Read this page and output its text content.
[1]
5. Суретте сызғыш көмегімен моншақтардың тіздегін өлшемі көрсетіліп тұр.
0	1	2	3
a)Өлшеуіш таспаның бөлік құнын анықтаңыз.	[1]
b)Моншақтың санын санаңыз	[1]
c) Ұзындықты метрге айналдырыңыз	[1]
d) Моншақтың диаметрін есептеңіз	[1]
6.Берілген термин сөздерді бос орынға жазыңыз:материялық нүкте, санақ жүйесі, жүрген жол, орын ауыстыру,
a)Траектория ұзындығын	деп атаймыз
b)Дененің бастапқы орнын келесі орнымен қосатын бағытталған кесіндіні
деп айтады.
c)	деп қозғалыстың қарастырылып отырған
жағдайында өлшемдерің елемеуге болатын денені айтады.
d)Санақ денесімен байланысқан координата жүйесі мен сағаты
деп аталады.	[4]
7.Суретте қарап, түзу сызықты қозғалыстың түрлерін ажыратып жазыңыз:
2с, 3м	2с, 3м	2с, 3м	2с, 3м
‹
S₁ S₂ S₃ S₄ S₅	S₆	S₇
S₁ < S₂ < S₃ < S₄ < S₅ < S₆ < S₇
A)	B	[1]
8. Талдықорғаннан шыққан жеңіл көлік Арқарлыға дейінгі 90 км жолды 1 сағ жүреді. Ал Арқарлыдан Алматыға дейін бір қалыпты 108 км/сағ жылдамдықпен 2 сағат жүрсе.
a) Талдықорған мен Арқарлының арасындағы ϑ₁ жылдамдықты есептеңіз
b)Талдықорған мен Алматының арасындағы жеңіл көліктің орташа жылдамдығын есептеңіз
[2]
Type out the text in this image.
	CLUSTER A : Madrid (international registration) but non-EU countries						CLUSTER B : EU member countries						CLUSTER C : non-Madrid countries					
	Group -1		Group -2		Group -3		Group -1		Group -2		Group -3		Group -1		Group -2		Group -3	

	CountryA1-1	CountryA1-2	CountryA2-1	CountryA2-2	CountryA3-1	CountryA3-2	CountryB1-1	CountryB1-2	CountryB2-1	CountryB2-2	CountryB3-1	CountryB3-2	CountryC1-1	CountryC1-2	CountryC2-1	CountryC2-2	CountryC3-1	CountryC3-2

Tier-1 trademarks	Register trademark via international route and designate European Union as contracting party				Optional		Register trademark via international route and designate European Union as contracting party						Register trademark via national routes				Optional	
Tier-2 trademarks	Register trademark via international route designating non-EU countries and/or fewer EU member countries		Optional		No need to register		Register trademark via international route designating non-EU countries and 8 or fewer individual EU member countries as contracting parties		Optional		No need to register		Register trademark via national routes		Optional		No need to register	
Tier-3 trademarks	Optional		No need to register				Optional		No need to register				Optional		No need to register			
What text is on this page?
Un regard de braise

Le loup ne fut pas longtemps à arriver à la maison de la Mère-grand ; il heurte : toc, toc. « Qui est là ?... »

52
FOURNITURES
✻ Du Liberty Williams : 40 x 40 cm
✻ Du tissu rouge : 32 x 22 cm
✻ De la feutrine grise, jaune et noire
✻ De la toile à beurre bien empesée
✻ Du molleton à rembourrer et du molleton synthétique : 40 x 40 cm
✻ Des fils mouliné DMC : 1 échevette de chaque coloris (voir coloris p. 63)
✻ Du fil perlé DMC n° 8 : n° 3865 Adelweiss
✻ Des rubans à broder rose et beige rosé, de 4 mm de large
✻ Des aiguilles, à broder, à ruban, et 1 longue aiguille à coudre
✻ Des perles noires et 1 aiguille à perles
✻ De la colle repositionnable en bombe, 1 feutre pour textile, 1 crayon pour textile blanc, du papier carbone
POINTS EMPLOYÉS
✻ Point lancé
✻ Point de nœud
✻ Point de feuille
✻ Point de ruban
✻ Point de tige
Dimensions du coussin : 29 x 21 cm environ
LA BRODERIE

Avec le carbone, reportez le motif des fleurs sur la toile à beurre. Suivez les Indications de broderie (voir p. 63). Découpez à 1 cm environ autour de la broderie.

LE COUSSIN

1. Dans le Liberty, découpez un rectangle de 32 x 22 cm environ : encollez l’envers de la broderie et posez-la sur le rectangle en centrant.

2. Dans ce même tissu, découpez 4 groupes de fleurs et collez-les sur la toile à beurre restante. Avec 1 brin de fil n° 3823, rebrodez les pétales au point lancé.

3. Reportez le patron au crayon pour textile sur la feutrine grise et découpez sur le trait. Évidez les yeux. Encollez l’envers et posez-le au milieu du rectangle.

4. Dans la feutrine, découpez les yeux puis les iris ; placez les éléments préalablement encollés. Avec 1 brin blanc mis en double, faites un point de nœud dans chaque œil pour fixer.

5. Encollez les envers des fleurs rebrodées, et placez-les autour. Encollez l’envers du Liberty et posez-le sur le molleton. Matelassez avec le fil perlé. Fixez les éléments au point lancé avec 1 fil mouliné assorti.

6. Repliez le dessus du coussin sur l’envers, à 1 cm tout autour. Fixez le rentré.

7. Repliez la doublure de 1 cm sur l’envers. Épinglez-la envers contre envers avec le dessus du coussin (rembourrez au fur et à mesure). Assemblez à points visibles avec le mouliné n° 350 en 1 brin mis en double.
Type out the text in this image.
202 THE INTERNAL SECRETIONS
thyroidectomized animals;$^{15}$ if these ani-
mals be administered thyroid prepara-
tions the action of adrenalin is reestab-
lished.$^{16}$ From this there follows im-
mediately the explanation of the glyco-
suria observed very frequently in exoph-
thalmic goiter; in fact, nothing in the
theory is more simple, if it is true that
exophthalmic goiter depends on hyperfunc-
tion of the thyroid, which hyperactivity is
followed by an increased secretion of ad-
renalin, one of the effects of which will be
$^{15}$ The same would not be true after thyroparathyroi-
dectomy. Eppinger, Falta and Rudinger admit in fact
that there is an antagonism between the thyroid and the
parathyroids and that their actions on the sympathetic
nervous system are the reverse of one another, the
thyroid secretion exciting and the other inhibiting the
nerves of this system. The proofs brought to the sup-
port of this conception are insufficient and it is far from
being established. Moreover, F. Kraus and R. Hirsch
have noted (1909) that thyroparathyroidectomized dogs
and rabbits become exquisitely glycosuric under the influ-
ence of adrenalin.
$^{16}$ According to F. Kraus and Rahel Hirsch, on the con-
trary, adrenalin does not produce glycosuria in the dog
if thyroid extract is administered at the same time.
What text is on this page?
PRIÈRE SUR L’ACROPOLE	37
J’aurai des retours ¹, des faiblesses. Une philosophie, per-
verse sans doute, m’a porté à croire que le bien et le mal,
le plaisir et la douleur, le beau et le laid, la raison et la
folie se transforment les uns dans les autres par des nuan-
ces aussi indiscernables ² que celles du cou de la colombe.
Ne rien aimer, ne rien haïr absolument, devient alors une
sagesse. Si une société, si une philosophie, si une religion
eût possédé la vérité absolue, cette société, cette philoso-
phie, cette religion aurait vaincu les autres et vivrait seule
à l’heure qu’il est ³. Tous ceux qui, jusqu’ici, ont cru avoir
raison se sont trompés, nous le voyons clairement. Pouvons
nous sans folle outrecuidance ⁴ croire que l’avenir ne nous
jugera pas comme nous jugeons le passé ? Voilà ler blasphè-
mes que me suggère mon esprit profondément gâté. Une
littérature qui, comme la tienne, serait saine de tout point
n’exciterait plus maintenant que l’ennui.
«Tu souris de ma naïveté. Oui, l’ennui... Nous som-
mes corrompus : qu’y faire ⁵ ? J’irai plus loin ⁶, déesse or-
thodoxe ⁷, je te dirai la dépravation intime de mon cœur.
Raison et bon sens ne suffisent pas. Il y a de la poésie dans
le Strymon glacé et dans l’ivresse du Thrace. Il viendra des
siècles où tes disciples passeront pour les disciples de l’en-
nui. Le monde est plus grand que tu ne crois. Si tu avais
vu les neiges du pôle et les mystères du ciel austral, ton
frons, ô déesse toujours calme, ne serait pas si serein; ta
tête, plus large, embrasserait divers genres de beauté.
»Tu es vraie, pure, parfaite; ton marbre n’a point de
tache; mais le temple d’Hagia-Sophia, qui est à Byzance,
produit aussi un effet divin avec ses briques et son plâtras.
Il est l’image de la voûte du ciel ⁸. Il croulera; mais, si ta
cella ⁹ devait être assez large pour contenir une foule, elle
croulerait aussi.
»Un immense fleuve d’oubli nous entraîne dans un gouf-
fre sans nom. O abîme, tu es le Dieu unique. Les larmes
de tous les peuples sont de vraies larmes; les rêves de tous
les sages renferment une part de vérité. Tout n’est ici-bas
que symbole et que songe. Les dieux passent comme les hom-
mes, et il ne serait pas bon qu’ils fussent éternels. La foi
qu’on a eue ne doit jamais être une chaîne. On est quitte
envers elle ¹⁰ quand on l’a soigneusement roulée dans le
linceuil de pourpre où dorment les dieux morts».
____
EXERCISE BRIEF
How many lines of these entries contain "that"? Answer with the number and nothing else.

FULL RESPONSE
4